TASK DETAILS:
Your task is to repeat the lines below exactly, excluding any pictures they contain.

EXCERPTED RECORDS:
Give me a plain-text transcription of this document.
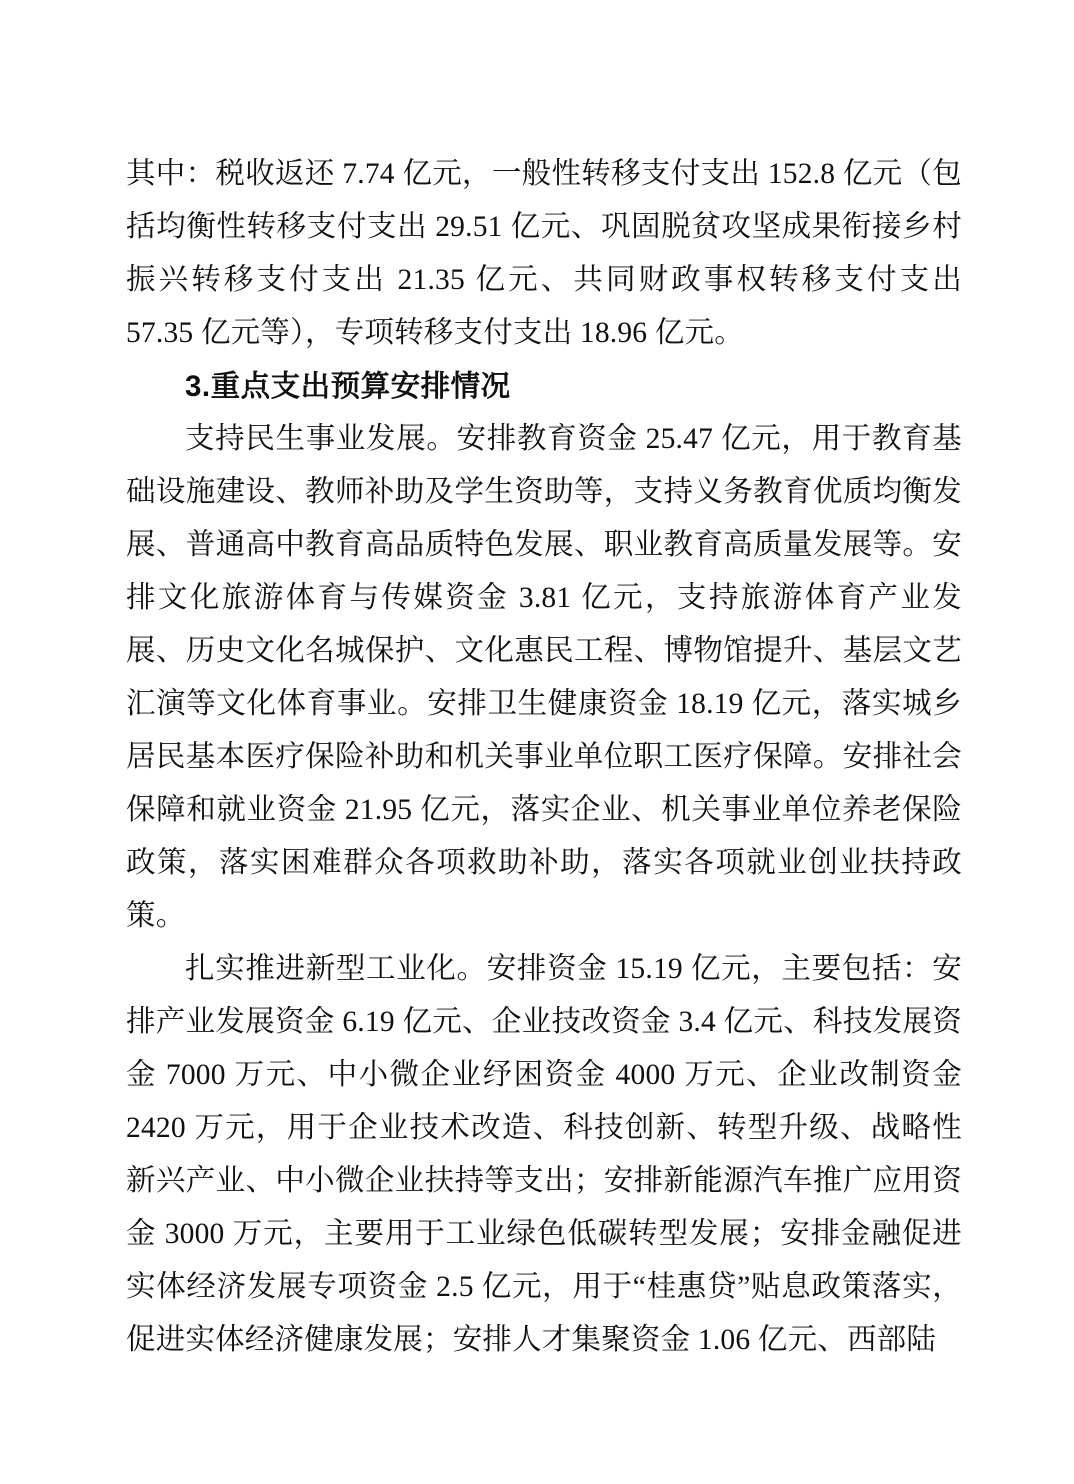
其中：税收返还 7.74 亿元，一般性转移支付支出 152.8 亿元（包括均衡性转移支付支出 29.51 亿元、巩固脱贫攻坚成果衔接乡村振兴转移支付支出 21.35 亿元、共同财政事权转移支付支出 57.35 亿元等），专项转移支付支出 18.96 亿元。

3.重点支出预算安排情况

支持民生事业发展。安排教育资金 25.47 亿元，用于教育基础设施建设、教师补助及学生资助等，支持义务教育优质均衡发展、普通高中教育高品质特色发展、职业教育高质量发展等。安排文化旅游体育与传媒资金 3.81 亿元，支持旅游体育产业发展、历史文化名城保护、文化惠民工程、博物馆提升、基层文艺汇演等文化体育事业。安排卫生健康资金 18.19 亿元，落实城乡居民基本医疗保险补助和机关事业单位职工医疗保障。安排社会保障和就业资金 21.95 亿元，落实企业、机关事业单位养老保险政策，落实困难群众各项救助补助，落实各项就业创业扶持政策。

扎实推进新型工业化。安排资金 15.19 亿元，主要包括：安排产业发展资金 6.19 亿元、企业技改资金 3.4 亿元、科技发展资金 7000 万元、中小微企业纾困资金 4000 万元、企业改制资金 2420 万元，用于企业技术改造、科技创新、转型升级、战略性新兴产业、中小微企业扶持等支出；安排新能源汽车推广应用资金 3000 万元，主要用于工业绿色低碳转型发展；安排金融促进实体经济发展专项资金 2.5 亿元，用于“桂惠贷”贴息政策落实，促进实体经济健康发展；安排人才集聚资金 1.06 亿元、西部陆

SOLVED PROBLEM:
Give me a plain-text transcription of this document.
其中：税收返还 7.74 亿元，一般性转移支付支出 152.8 亿元（包括均衡性转移支付支出 29.51 亿元、巩固脱贫攻坚成果衔接乡村振兴转移支付支出 21.35 亿元、共同财政事权转移支付支出 57.35 亿元等），专项转移支付支出 18.96 亿元。

3.重点支出预算安排情况

支持民生事业发展。安排教育资金 25.47 亿元，用于教育基础设施建设、教师补助及学生资助等，支持义务教育优质均衡发展、普通高中教育高品质特色发展、职业教育高质量发展等。安排文化旅游体育与传媒资金 3.81 亿元，支持旅游体育产业发展、历史文化名城保护、文化惠民工程、博物馆提升、基层文艺汇演等文化体育事业。安排卫生健康资金 18.19 亿元，落实城乡居民基本医疗保险补助和机关事业单位职工医疗保障。安排社会保障和就业资金 21.95 亿元，落实企业、机关事业单位养老保险政策，落实困难群众各项救助补助，落实各项就业创业扶持政策。

扎实推进新型工业化。安排资金 15.19 亿元，主要包括：安排产业发展资金 6.19 亿元、企业技改资金 3.4 亿元、科技发展资金 7000 万元、中小微企业纾困资金 4000 万元、企业改制资金 2420 万元，用于企业技术改造、科技创新、转型升级、战略性新兴产业、中小微企业扶持等支出；安排新能源汽车推广应用资金 3000 万元，主要用于工业绿色低碳转型发展；安排金融促进实体经济发展专项资金 2.5 亿元，用于“桂惠贷”贴息政策落实，促进实体经济健康发展；安排人才集聚资金 1.06 亿元、西部陆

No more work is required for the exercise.